▶ [Dataset records on visual material]
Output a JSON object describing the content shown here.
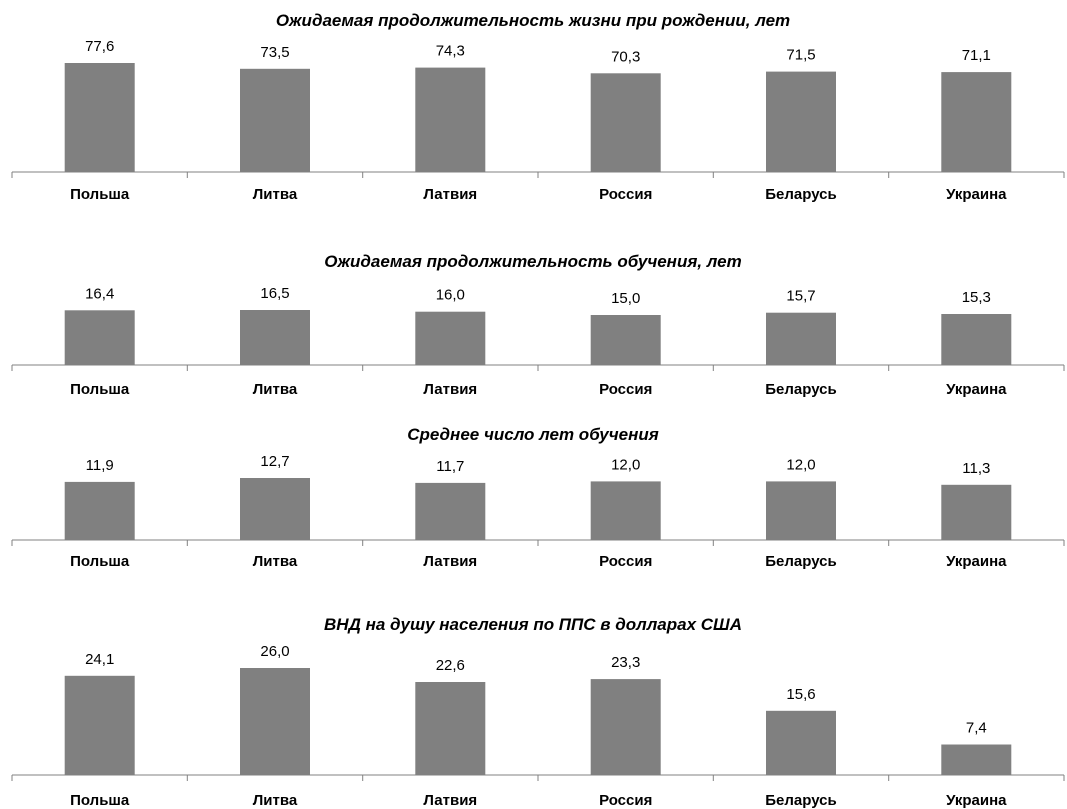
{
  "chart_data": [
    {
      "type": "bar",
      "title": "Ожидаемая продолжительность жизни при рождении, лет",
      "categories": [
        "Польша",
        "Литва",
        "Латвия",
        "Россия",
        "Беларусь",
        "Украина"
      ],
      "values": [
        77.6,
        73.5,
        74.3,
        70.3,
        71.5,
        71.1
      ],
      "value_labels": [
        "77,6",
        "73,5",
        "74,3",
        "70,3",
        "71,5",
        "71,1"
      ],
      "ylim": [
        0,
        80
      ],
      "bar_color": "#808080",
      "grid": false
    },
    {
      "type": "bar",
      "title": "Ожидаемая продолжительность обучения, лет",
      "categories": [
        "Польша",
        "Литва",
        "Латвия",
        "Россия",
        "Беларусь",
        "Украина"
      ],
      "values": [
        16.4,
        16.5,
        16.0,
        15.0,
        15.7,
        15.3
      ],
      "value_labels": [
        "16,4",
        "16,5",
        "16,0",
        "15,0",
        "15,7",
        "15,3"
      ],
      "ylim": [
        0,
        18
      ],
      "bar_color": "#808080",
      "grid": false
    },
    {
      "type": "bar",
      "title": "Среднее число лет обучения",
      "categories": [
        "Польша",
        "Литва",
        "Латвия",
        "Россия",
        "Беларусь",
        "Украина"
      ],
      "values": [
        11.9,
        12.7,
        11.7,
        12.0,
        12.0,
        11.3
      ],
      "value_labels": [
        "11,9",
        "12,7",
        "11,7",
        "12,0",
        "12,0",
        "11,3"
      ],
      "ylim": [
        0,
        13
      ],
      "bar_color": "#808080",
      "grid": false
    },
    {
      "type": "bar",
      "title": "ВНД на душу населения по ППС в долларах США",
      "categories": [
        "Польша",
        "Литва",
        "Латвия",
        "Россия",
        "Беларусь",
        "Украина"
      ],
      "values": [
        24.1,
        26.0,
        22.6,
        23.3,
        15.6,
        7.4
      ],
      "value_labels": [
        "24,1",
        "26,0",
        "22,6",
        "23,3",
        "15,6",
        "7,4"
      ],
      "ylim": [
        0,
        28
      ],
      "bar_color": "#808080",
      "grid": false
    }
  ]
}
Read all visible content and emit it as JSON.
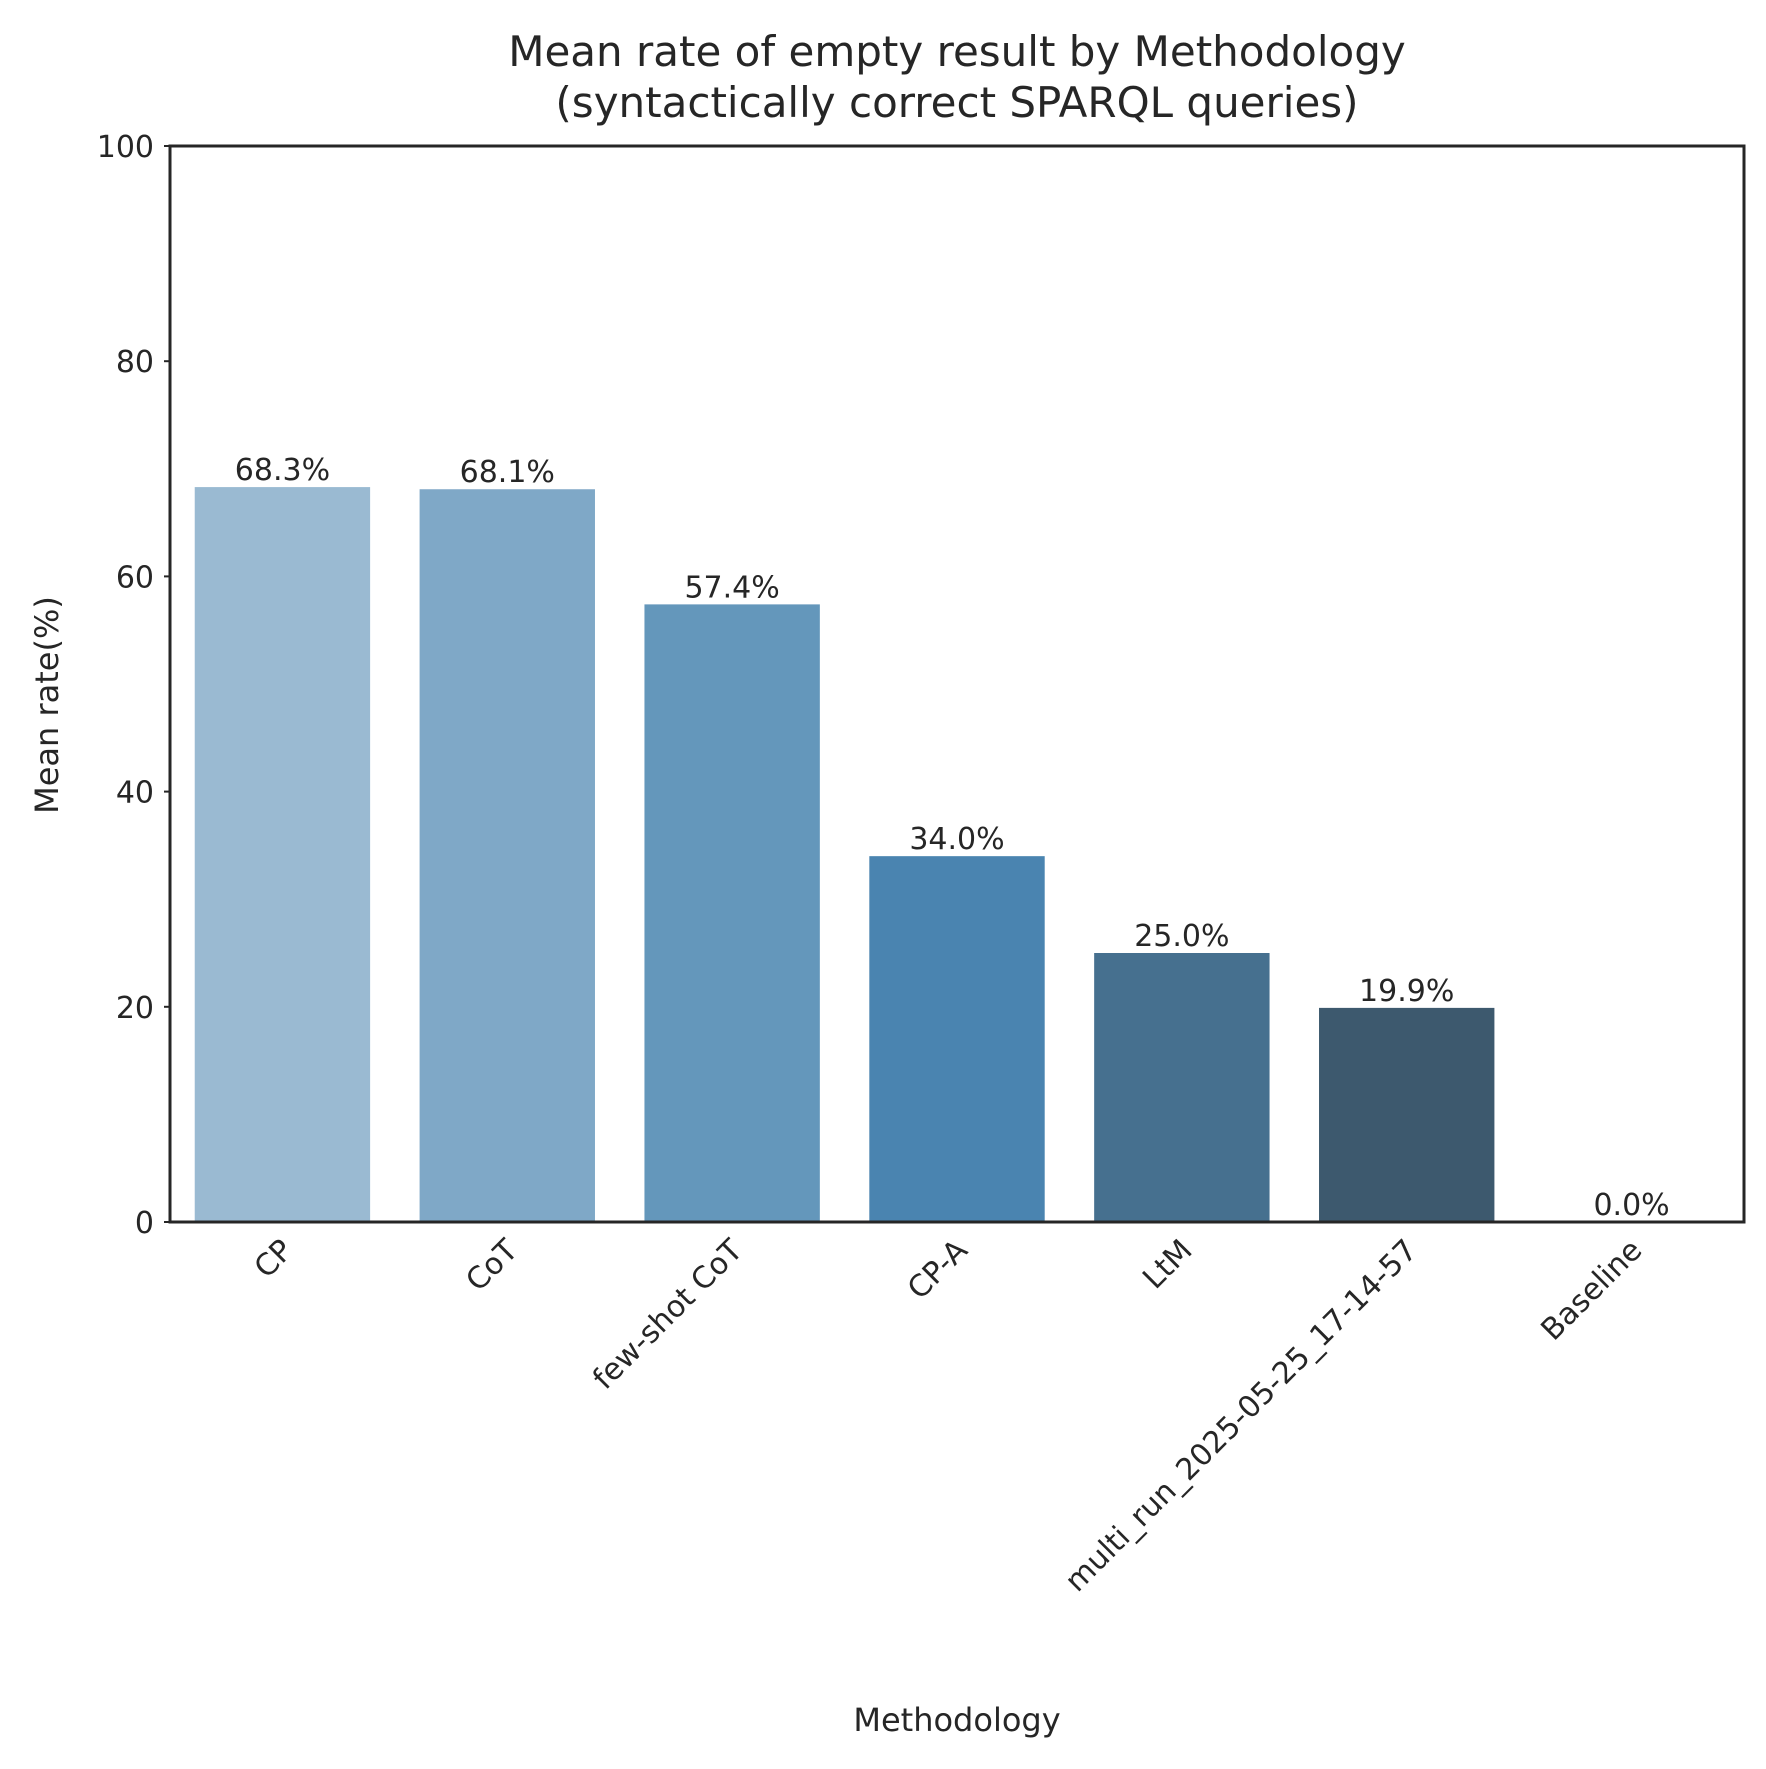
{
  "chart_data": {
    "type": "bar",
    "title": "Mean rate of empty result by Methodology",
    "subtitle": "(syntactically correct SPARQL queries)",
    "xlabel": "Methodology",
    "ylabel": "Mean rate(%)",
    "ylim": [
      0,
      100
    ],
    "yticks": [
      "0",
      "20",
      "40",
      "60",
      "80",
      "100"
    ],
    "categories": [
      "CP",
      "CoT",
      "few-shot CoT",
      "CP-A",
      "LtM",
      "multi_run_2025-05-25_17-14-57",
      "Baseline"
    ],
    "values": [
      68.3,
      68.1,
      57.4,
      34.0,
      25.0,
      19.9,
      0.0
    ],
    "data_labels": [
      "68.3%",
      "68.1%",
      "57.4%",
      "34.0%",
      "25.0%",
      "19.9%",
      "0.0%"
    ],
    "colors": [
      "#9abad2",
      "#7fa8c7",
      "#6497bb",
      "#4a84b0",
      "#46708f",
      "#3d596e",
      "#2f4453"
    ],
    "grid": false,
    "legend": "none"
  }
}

▶ [What you should do] Set the entries down again exactly. Do not include the images.

▶ [Expected answer]
Output a JSON object describing the content shown here.
{
  "chart_data": [
    {
      "type": "bar",
      "title": "Ожидаемая продолжительность жизни при рождении, лет",
      "categories": [
        "Польша",
        "Литва",
        "Латвия",
        "Россия",
        "Беларусь",
        "Украина"
      ],
      "values": [
        77.6,
        73.5,
        74.3,
        70.3,
        71.5,
        71.1
      ],
      "value_labels": [
        "77,6",
        "73,5",
        "74,3",
        "70,3",
        "71,5",
        "71,1"
      ],
      "ylim": [
        0,
        80
      ],
      "bar_color": "#808080",
      "grid": false
    },
    {
      "type": "bar",
      "title": "Ожидаемая продолжительность обучения, лет",
      "categories": [
        "Польша",
        "Литва",
        "Латвия",
        "Россия",
        "Беларусь",
        "Украина"
      ],
      "values": [
        16.4,
        16.5,
        16.0,
        15.0,
        15.7,
        15.3
      ],
      "value_labels": [
        "16,4",
        "16,5",
        "16,0",
        "15,0",
        "15,7",
        "15,3"
      ],
      "ylim": [
        0,
        18
      ],
      "bar_color": "#808080",
      "grid": false
    },
    {
      "type": "bar",
      "title": "Среднее число лет обучения",
      "categories": [
        "Польша",
        "Литва",
        "Латвия",
        "Россия",
        "Беларусь",
        "Украина"
      ],
      "values": [
        11.9,
        12.7,
        11.7,
        12.0,
        12.0,
        11.3
      ],
      "value_labels": [
        "11,9",
        "12,7",
        "11,7",
        "12,0",
        "12,0",
        "11,3"
      ],
      "ylim": [
        0,
        13
      ],
      "bar_color": "#808080",
      "grid": false
    },
    {
      "type": "bar",
      "title": "ВНД на душу населения по ППС в долларах США",
      "categories": [
        "Польша",
        "Литва",
        "Латвия",
        "Россия",
        "Беларусь",
        "Украина"
      ],
      "values": [
        24.1,
        26.0,
        22.6,
        23.3,
        15.6,
        7.4
      ],
      "value_labels": [
        "24,1",
        "26,0",
        "22,6",
        "23,3",
        "15,6",
        "7,4"
      ],
      "ylim": [
        0,
        28
      ],
      "bar_color": "#808080",
      "grid": false
    }
  ]
}
Read all visible content and emit it as JSON.
{
  "chart_data": {
    "type": "bar",
    "title": "Mean rate of empty result by Methodology",
    "subtitle": "(syntactically correct SPARQL queries)",
    "xlabel": "Methodology",
    "ylabel": "Mean rate(%)",
    "ylim": [
      0,
      100
    ],
    "yticks": [
      "0",
      "20",
      "40",
      "60",
      "80",
      "100"
    ],
    "categories": [
      "CP",
      "CoT",
      "few-shot CoT",
      "CP-A",
      "LtM",
      "multi_run_2025-05-25_17-14-57",
      "Baseline"
    ],
    "values": [
      68.3,
      68.1,
      57.4,
      34.0,
      25.0,
      19.9,
      0.0
    ],
    "data_labels": [
      "68.3%",
      "68.1%",
      "57.4%",
      "34.0%",
      "25.0%",
      "19.9%",
      "0.0%"
    ],
    "colors": [
      "#9abad2",
      "#7fa8c7",
      "#6497bb",
      "#4a84b0",
      "#46708f",
      "#3d596e",
      "#2f4453"
    ],
    "grid": false,
    "legend": "none"
  }
}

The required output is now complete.